• _Stated exercise_: Return, word for word, every line that follows.

• _Records_:
* BEGIN *

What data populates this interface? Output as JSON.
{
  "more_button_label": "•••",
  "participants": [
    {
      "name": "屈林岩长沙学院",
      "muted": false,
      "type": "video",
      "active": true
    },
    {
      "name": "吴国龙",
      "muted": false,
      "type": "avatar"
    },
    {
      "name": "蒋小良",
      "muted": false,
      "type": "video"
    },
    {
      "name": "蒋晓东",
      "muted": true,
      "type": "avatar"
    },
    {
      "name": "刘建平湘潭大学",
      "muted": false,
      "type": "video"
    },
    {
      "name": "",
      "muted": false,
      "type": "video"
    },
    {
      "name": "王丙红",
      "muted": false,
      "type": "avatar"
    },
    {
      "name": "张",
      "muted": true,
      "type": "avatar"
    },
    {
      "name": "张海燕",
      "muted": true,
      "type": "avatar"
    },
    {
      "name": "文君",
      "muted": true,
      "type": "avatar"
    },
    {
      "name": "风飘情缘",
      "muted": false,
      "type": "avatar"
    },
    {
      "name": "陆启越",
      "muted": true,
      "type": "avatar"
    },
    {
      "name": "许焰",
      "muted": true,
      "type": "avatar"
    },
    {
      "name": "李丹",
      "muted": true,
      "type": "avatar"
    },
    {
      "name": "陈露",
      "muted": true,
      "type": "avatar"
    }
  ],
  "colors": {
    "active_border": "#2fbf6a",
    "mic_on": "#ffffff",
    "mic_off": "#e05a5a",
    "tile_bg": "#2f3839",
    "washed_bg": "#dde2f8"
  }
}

* END *

• _Expected answer_:
What data populates this interface? Output as JSON.
{
  "more_button_label": "•••",
  "participants": [
    {
      "name": "屈林岩长沙学院",
      "muted": false,
      "type": "video",
      "active": true
    },
    {
      "name": "吴国龙",
      "muted": false,
      "type": "avatar"
    },
    {
      "name": "蒋小良",
      "muted": false,
      "type": "video"
    },
    {
      "name": "蒋晓东",
      "muted": true,
      "type": "avatar"
    },
    {
      "name": "刘建平湘潭大学",
      "muted": false,
      "type": "video"
    },
    {
      "name": "",
      "muted": false,
      "type": "video"
    },
    {
      "name": "王丙红",
      "muted": false,
      "type": "avatar"
    },
    {
      "name": "张",
      "muted": true,
      "type": "avatar"
    },
    {
      "name": "张海燕",
      "muted": true,
      "type": "avatar"
    },
    {
      "name": "文君",
      "muted": true,
      "type": "avatar"
    },
    {
      "name": "风飘情缘",
      "muted": false,
      "type": "avatar"
    },
    {
      "name": "陆启越",
      "muted": true,
      "type": "avatar"
    },
    {
      "name": "许焰",
      "muted": true,
      "type": "avatar"
    },
    {
      "name": "李丹",
      "muted": true,
      "type": "avatar"
    },
    {
      "name": "陈露",
      "muted": true,
      "type": "avatar"
    }
  ],
  "colors": {
    "active_border": "#2fbf6a",
    "mic_on": "#ffffff",
    "mic_off": "#e05a5a",
    "tile_bg": "#2f3839",
    "washed_bg": "#dde2f8"
  }
}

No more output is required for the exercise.